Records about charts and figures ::
"""

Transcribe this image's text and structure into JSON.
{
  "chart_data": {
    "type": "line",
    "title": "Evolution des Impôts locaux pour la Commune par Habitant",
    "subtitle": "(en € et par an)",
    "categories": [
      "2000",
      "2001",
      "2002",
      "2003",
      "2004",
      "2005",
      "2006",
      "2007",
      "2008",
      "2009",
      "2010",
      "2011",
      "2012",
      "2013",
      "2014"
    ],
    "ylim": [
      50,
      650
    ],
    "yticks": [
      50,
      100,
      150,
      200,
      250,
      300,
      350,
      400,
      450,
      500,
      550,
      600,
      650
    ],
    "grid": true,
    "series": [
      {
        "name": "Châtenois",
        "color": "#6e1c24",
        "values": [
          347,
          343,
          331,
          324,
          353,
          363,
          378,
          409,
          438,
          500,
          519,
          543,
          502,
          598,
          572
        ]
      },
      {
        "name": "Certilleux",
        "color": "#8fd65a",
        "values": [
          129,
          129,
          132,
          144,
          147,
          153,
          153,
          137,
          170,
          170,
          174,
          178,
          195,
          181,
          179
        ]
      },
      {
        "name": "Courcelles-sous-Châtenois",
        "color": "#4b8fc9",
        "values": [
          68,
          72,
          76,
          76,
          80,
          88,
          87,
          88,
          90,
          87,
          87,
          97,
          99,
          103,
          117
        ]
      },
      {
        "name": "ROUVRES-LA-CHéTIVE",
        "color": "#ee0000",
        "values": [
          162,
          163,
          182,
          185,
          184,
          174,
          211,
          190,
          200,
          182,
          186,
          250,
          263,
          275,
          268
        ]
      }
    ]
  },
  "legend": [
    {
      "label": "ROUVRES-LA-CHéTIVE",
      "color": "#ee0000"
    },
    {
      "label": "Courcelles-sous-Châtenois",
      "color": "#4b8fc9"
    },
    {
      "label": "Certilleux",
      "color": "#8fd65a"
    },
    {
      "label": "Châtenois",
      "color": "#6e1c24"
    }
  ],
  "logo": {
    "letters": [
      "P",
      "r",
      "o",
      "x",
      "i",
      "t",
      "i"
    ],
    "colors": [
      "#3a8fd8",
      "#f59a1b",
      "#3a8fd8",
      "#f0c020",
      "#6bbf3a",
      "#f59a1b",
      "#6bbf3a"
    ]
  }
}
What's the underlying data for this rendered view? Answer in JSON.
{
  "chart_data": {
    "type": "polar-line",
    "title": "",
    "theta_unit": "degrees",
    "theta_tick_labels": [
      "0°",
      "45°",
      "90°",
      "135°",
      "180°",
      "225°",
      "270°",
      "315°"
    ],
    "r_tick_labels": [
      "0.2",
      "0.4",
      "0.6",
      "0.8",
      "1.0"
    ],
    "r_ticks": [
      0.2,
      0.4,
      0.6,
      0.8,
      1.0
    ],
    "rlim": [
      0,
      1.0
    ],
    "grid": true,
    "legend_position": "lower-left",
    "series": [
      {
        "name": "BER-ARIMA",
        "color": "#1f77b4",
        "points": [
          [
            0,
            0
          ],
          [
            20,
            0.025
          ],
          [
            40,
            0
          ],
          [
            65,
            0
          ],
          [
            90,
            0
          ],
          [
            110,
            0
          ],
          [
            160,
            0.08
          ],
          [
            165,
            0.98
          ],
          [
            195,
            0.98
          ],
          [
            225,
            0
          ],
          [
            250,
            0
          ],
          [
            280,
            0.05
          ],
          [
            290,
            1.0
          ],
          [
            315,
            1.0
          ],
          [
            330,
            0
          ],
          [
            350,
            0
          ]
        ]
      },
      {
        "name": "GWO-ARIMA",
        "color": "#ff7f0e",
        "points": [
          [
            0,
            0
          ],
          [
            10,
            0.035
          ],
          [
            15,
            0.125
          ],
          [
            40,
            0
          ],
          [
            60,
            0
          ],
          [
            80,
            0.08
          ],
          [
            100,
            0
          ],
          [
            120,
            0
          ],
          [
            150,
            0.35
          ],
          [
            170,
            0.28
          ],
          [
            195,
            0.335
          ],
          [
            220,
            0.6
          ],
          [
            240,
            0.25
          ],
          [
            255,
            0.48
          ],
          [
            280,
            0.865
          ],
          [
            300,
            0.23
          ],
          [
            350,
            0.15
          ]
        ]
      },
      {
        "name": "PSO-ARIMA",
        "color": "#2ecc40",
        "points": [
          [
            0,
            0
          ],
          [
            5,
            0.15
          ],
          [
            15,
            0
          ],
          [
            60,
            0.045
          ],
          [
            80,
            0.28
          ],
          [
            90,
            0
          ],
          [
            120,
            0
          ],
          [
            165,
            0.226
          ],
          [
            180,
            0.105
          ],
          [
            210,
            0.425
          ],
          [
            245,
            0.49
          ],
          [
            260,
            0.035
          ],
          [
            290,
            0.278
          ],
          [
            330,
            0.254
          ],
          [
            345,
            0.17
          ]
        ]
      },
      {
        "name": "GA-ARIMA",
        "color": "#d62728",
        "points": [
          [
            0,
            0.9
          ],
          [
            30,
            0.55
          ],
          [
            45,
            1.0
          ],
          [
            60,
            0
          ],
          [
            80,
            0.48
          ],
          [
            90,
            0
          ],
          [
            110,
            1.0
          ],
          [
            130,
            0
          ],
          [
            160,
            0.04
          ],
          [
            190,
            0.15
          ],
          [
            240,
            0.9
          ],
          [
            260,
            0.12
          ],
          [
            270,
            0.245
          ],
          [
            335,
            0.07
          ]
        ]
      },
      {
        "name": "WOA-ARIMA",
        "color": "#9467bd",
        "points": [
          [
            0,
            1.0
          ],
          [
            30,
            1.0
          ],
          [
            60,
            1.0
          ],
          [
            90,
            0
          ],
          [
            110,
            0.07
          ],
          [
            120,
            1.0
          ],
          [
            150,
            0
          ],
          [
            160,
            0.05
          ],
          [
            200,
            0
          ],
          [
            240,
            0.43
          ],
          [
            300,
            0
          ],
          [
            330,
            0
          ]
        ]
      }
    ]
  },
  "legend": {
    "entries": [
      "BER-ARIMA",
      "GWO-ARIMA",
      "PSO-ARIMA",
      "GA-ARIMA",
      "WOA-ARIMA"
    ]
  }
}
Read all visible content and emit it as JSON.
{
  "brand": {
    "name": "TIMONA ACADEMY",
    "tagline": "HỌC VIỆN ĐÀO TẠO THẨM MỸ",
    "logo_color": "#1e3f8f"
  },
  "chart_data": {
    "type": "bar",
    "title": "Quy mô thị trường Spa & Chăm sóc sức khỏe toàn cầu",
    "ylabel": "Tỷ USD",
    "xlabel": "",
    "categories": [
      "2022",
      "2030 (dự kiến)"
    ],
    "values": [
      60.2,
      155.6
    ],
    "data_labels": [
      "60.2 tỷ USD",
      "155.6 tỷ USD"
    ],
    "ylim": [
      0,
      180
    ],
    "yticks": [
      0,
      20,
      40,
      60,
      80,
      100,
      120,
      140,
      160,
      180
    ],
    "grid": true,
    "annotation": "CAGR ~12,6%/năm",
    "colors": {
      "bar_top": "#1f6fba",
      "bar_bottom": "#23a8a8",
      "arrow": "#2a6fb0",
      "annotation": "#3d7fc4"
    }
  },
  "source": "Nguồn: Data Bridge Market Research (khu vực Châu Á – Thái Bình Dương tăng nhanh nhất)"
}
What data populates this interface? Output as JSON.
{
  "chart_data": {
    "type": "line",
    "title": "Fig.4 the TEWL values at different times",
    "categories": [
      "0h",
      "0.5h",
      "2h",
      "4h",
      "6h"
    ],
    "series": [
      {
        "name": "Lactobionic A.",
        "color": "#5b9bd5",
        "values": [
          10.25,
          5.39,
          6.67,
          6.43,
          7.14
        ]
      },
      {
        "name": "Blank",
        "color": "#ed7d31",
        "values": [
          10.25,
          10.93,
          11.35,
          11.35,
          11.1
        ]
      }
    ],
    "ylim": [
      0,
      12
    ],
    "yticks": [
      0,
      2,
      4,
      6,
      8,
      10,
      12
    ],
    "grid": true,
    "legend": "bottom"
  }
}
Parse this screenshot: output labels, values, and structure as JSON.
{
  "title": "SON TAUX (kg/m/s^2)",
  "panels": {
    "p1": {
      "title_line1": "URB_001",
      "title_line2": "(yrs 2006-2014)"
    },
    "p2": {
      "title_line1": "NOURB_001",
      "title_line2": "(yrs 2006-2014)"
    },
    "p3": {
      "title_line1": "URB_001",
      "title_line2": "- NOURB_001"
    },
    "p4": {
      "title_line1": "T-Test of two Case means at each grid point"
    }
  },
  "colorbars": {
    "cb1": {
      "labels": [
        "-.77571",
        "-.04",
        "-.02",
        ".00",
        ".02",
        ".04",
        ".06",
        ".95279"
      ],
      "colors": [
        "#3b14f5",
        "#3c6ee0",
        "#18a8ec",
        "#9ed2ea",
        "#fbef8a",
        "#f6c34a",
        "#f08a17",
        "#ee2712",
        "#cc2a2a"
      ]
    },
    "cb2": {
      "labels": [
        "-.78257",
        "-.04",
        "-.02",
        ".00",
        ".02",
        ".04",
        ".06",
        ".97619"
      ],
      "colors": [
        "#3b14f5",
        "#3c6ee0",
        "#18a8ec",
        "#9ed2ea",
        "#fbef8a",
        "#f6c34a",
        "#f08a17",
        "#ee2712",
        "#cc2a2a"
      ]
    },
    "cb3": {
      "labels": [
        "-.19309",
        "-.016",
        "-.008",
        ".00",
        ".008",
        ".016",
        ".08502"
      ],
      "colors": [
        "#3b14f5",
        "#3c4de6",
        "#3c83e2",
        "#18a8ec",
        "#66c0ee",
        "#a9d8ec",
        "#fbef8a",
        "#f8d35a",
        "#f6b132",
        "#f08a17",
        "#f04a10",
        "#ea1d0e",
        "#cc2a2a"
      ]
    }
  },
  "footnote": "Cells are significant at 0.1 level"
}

"""

Job ::
Gather all lines where the word "Courcelles" appears.

Exercise result ::
        "name": "Courcelles-sous-Châtenois",
      "label": "Courcelles-sous-Châtenois",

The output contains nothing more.